-- begin Extracted material --

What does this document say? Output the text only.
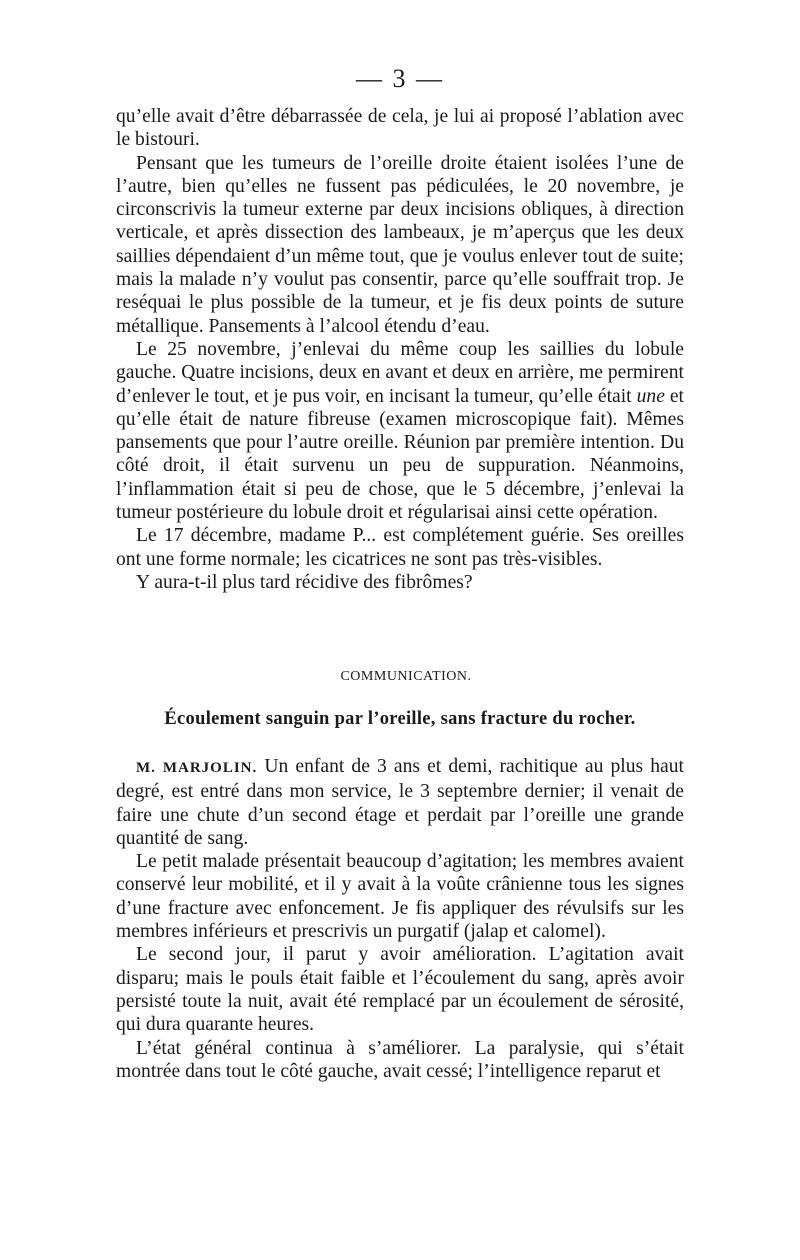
— 3 —

qu’elle avait d’être débarrassée de cela, je lui ai proposé l’ablation avec le bistouri.

Pensant que les tumeurs de l’oreille droite étaient isolées l’une de l’autre, bien qu’elles ne fussent pas pédiculées, le 20 novembre, je circonscrivis la tumeur externe par deux incisions obliques, à direction verticale, et après dissection des lambeaux, je m’aperçus que les deux saillies dépendaient d’un même tout, que je voulus enlever tout de suite; mais la malade n’y voulut pas consentir, parce qu’elle souffrait trop. Je reséquai le plus possible de la tumeur, et je fis deux points de suture métallique. Pansements à l’alcool étendu d’eau.

Le 25 novembre, j’enlevai du même coup les saillies du lobule gauche. Quatre incisions, deux en avant et deux en arrière, me permirent d’enlever le tout, et je pus voir, en incisant la tumeur, qu’elle était une et qu’elle était de nature fibreuse (examen microscopique fait). Mêmes pansements que pour l’autre oreille. Réunion par première intention. Du côté droit, il était survenu un peu de suppuration. Néanmoins, l’inflammation était si peu de chose, que le 5 décembre, j’enlevai la tumeur postérieure du lobule droit et régularisai ainsi cette opération.

Le 17 décembre, madame P... est complétement guérie. Ses oreilles ont une forme normale; les cicatrices ne sont pas très-visibles.

Y aura-t-il plus tard récidive des fibrômes?

COMMUNICATION.
Écoulement sanguin par l’oreille, sans fracture du rocher.

M. MARJOLIN. Un enfant de 3 ans et demi, rachitique au plus haut degré, est entré dans mon service, le 3 septembre dernier; il venait de faire une chute d’un second étage et perdait par l’oreille une grande quantité de sang.

Le petit malade présentait beaucoup d’agitation; les membres avaient conservé leur mobilité, et il y avait à la voûte crânienne tous les signes d’une fracture avec enfoncement. Je fis appliquer des révulsifs sur les membres inférieurs et prescrivis un purgatif (jalap et calomel).

Le second jour, il parut y avoir amélioration. L’agitation avait disparu; mais le pouls était faible et l’écoulement du sang, après avoir persisté toute la nuit, avait été remplacé par un écoulement de sérosité, qui dura quarante heures.

L’état général continua à s’améliorer. La paralysie, qui s’était montrée dans tout le côté gauche, avait cessé; l’intelligence reparut et
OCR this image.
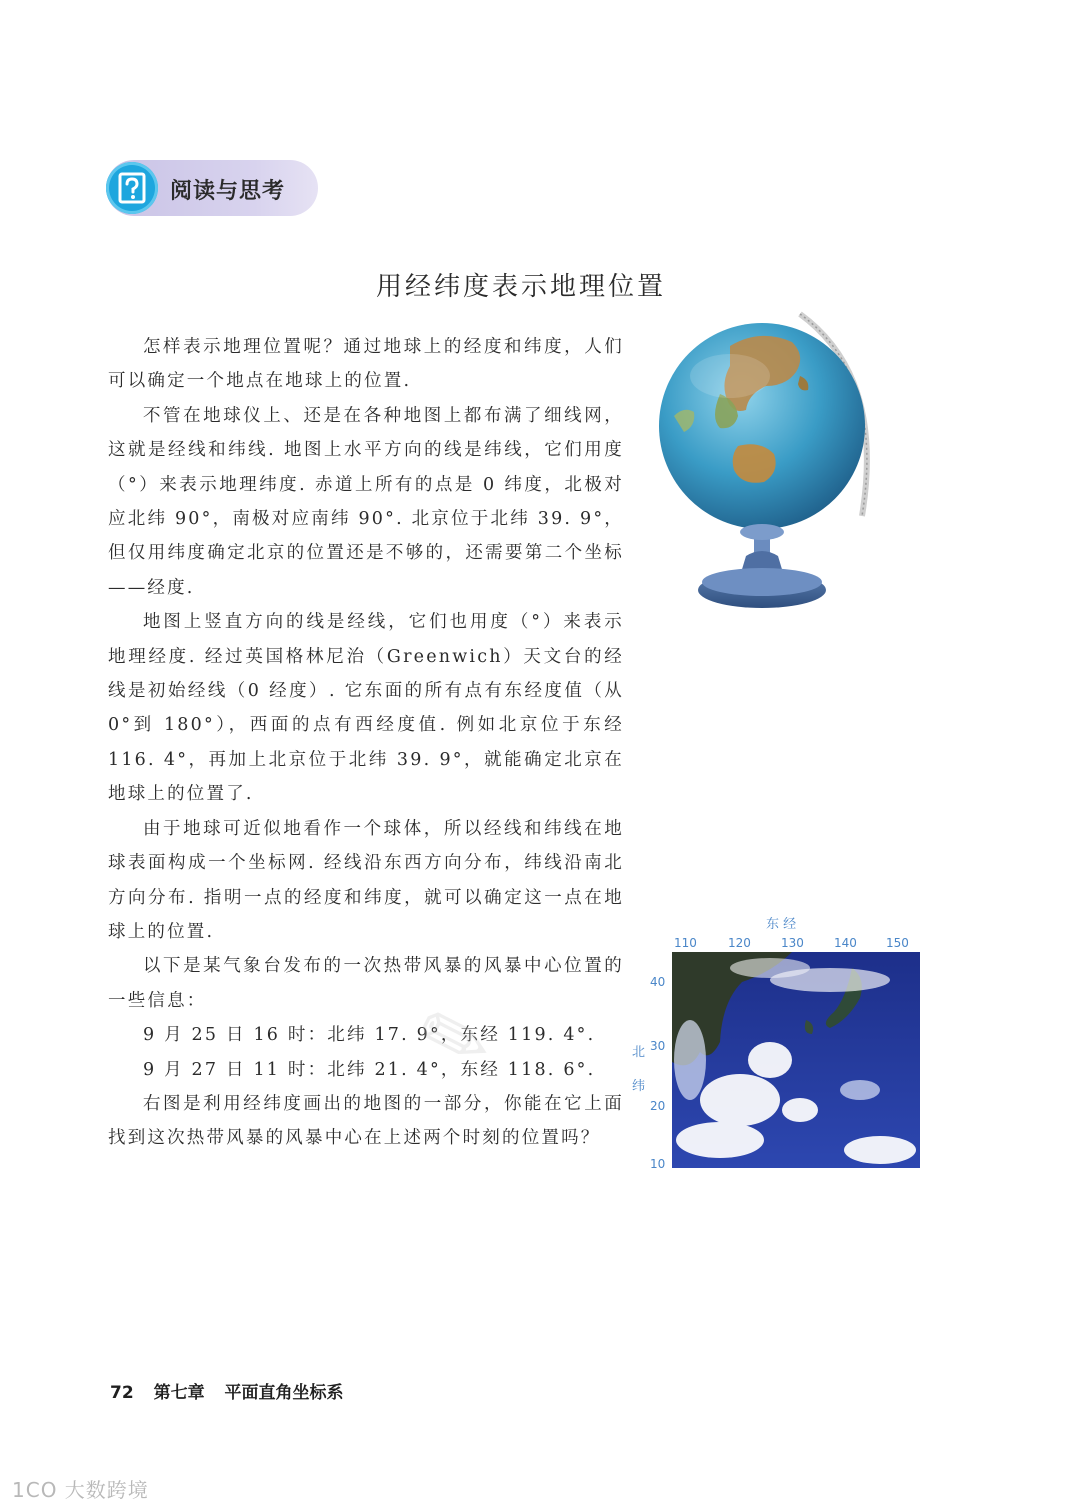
阅读与思考
用经纬度表示地理位置

怎样表示地理位置呢？通过地球上的经度和纬度，人们可以确定一个地点在地球上的位置.

不管在地球仪上、还是在各种地图上都布满了细线网，这就是经线和纬线. 地图上水平方向的线是纬线，它们用度（°）来表示地理纬度. 赤道上所有的点是 0 纬度，北极对应北纬 90°，南极对应南纬 90°. 北京位于北纬 39. 9°，但仅用纬度确定北京的位置还是不够的，还需要第二个坐标——经度.

地图上竖直方向的线是经线，它们也用度（°）来表示地理经度. 经过英国格林尼治（Greenwich）天文台的经线是初始经线（0 经度）. 它东面的所有点有东经度值（从 0°到 180°），西面的点有西经度值. 例如北京位于东经 116. 4°，再加上北京位于北纬 39. 9°，就能确定北京在地球上的位置了.

由于地球可近似地看作一个球体，所以经线和纬线在地球表面构成一个坐标网. 经线沿东西方向分布，纬线沿南北方向分布. 指明一点的经度和纬度，就可以确定这一点在地球上的位置.

以下是某气象台发布的一次热带风暴的风暴中心位置的一些信息：

9 月 25 日 16 时：北纬 17. 9°，东经 119. 4°.

9 月 27 日 11 时：北纬 21. 4°，东经 118. 6°.

右图是利用经纬度画出的地图的一部分，你能在它上面找到这次热带风暴的风暴中心在上述两个时刻的位置吗？

东 经
110	120	130	140 150
40
30
20
10
北
纬
✎
72 第七章 平面直角坐标系
1CO 大数跨境
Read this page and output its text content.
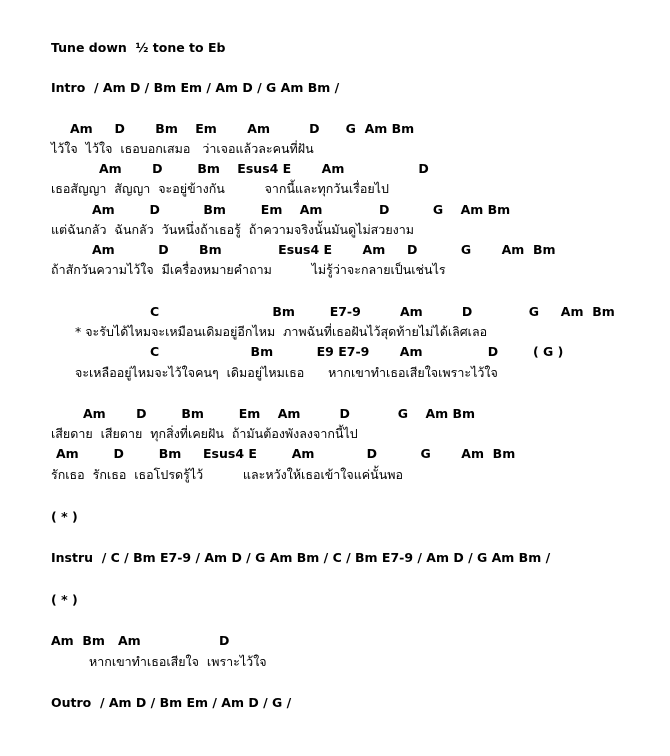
Tune down  ½ tone to Eb
Intro  / Am D / Bm Em / Am D / G Am Bm /
Am     D       Bm    Em       Am         D      G  Am Bm
ไว้ใจ  ไว้ใจ  เธอบอกเสมอ   ว่าเจอแล้วละคนที่ฝัน
Am       D        Bm    Esus4 E       Am                 D
เธอสัญญา  สัญญา  จะอยู่ข้างกัน          จากนี้และทุกวันเรื่อยไป
Am        D          Bm        Em    Am             D          G    Am Bm
แต่ฉันกลัว  ฉันกลัว  วันหนึ่งถ้าเธอรู้  ถ้าความจริงนั้นมันดูไม่สวยงาม
Am          D       Bm             Esus4 E       Am     D          G       Am  Bm
ถ้าสักวันความไว้ใจ  มีเครื่องหมายคำถาม          ไม่รู้ว่าจะกลายเป็นเช่นไร
C                          Bm        E7-9         Am         D             G     Am  Bm
* จะรับได้ไหมจะเหมือนเดิมอยู่อีกไหม  ภาพฉันที่เธอฝันไว้สุดท้ายไม่ได้เลิศเลอ
C                     Bm          E9 E7-9       Am               D        ( G )
จะเหลืออยู่ไหมจะไว้ใจคนๆ  เดิมอยู่ไหมเธอ      หากเขาทำเธอเสียใจเพราะไว้ใจ
Am       D        Bm        Em    Am         D           G    Am Bm
เสียดาย  เสียดาย  ทุกสิ่งที่เคยฝัน  ถ้ามันต้องพังลงจากนี้ไป
Am        D        Bm     Esus4 E        Am            D          G       Am  Bm
รักเธอ  รักเธอ  เธอโปรดรู้ไว้          และหวังให้เธอเข้าใจแค่นั้นพอ
( * )
Instru  / C / Bm E7-9 / Am D / G Am Bm / C / Bm E7-9 / Am D / G Am Bm /
( * )
Am  Bm   Am                  D
หากเขาทำเธอเสียใจ  เพราะไว้ใจ
Outro  / Am D / Bm Em / Am D / G /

-- end Extracted material --

Exercise aim — Pictures stay out; repeat all the rest of the records exactly.

Result for this task —
What does this document say? Output the text only.
— 3 —

qu’elle avait d’être débarrassée de cela, je lui ai proposé l’ablation avec le bistouri.

Pensant que les tumeurs de l’oreille droite étaient isolées l’une de l’autre, bien qu’elles ne fussent pas pédiculées, le 20 novembre, je circonscrivis la tumeur externe par deux incisions obliques, à direction verticale, et après dissection des lambeaux, je m’aperçus que les deux saillies dépendaient d’un même tout, que je voulus enlever tout de suite; mais la malade n’y voulut pas consentir, parce qu’elle souffrait trop. Je reséquai le plus possible de la tumeur, et je fis deux points de suture métallique. Pansements à l’alcool étendu d’eau.

Le 25 novembre, j’enlevai du même coup les saillies du lobule gauche. Quatre incisions, deux en avant et deux en arrière, me permirent d’enlever le tout, et je pus voir, en incisant la tumeur, qu’elle était une et qu’elle était de nature fibreuse (examen microscopique fait). Mêmes pansements que pour l’autre oreille. Réunion par première intention. Du côté droit, il était survenu un peu de suppuration. Néanmoins, l’inflammation était si peu de chose, que le 5 décembre, j’enlevai la tumeur postérieure du lobule droit et régularisai ainsi cette opération.

Le 17 décembre, madame P... est complétement guérie. Ses oreilles ont une forme normale; les cicatrices ne sont pas très-visibles.

Y aura-t-il plus tard récidive des fibrômes?

COMMUNICATION.
Écoulement sanguin par l’oreille, sans fracture du rocher.

M. MARJOLIN. Un enfant de 3 ans et demi, rachitique au plus haut degré, est entré dans mon service, le 3 septembre dernier; il venait de faire une chute d’un second étage et perdait par l’oreille une grande quantité de sang.

Le petit malade présentait beaucoup d’agitation; les membres avaient conservé leur mobilité, et il y avait à la voûte crânienne tous les signes d’une fracture avec enfoncement. Je fis appliquer des révulsifs sur les membres inférieurs et prescrivis un purgatif (jalap et calomel).

Le second jour, il parut y avoir amélioration. L’agitation avait disparu; mais le pouls était faible et l’écoulement du sang, après avoir persisté toute la nuit, avait été remplacé par un écoulement de sérosité, qui dura quarante heures.

L’état général continua à s’améliorer. La paralysie, qui s’était montrée dans tout le côté gauche, avait cessé; l’intelligence reparut et
OCR this image.
阅读与思考
用经纬度表示地理位置

怎样表示地理位置呢？通过地球上的经度和纬度，人们可以确定一个地点在地球上的位置.

不管在地球仪上、还是在各种地图上都布满了细线网，这就是经线和纬线. 地图上水平方向的线是纬线，它们用度（°）来表示地理纬度. 赤道上所有的点是 0 纬度，北极对应北纬 90°，南极对应南纬 90°. 北京位于北纬 39. 9°，但仅用纬度确定北京的位置还是不够的，还需要第二个坐标——经度.

地图上竖直方向的线是经线，它们也用度（°）来表示地理经度. 经过英国格林尼治（Greenwich）天文台的经线是初始经线（0 经度）. 它东面的所有点有东经度值（从 0°到 180°），西面的点有西经度值. 例如北京位于东经 116. 4°，再加上北京位于北纬 39. 9°，就能确定北京在地球上的位置了.

由于地球可近似地看作一个球体，所以经线和纬线在地球表面构成一个坐标网. 经线沿东西方向分布，纬线沿南北方向分布. 指明一点的经度和纬度，就可以确定这一点在地球上的位置.

以下是某气象台发布的一次热带风暴的风暴中心位置的一些信息：

9 月 25 日 16 时：北纬 17. 9°，东经 119. 4°.

9 月 27 日 11 时：北纬 21. 4°，东经 118. 6°.

右图是利用经纬度画出的地图的一部分，你能在它上面找到这次热带风暴的风暴中心在上述两个时刻的位置吗？

东 经
110	120	130	140 150
40
30
20
10
北
纬
✎
72 第七章 平面直角坐标系
1CO 大数跨境
Read this page and output its text content.
Tune down  ½ tone to Eb
Intro  / Am D / Bm Em / Am D / G Am Bm /
Am     D       Bm    Em       Am         D      G  Am Bm
ไว้ใจ  ไว้ใจ  เธอบอกเสมอ   ว่าเจอแล้วละคนที่ฝัน
Am       D        Bm    Esus4 E       Am                 D
เธอสัญญา  สัญญา  จะอยู่ข้างกัน          จากนี้และทุกวันเรื่อยไป
Am        D          Bm        Em    Am             D          G    Am Bm
แต่ฉันกลัว  ฉันกลัว  วันหนึ่งถ้าเธอรู้  ถ้าความจริงนั้นมันดูไม่สวยงาม
Am          D       Bm             Esus4 E       Am     D          G       Am  Bm
ถ้าสักวันความไว้ใจ  มีเครื่องหมายคำถาม          ไม่รู้ว่าจะกลายเป็นเช่นไร
C                          Bm        E7-9         Am         D             G     Am  Bm
* จะรับได้ไหมจะเหมือนเดิมอยู่อีกไหม  ภาพฉันที่เธอฝันไว้สุดท้ายไม่ได้เลิศเลอ
C                     Bm          E9 E7-9       Am               D        ( G )
จะเหลืออยู่ไหมจะไว้ใจคนๆ  เดิมอยู่ไหมเธอ      หากเขาทำเธอเสียใจเพราะไว้ใจ
Am       D        Bm        Em    Am         D           G    Am Bm
เสียดาย  เสียดาย  ทุกสิ่งที่เคยฝัน  ถ้ามันต้องพังลงจากนี้ไป
Am        D        Bm     Esus4 E        Am            D          G       Am  Bm
รักเธอ  รักเธอ  เธอโปรดรู้ไว้          และหวังให้เธอเข้าใจแค่นั้นพอ
( * )
Instru  / C / Bm E7-9 / Am D / G Am Bm / C / Bm E7-9 / Am D / G Am Bm /
( * )
Am  Bm   Am                  D
หากเขาทำเธอเสียใจ  เพราะไว้ใจ
Outro  / Am D / Bm Em / Am D / G /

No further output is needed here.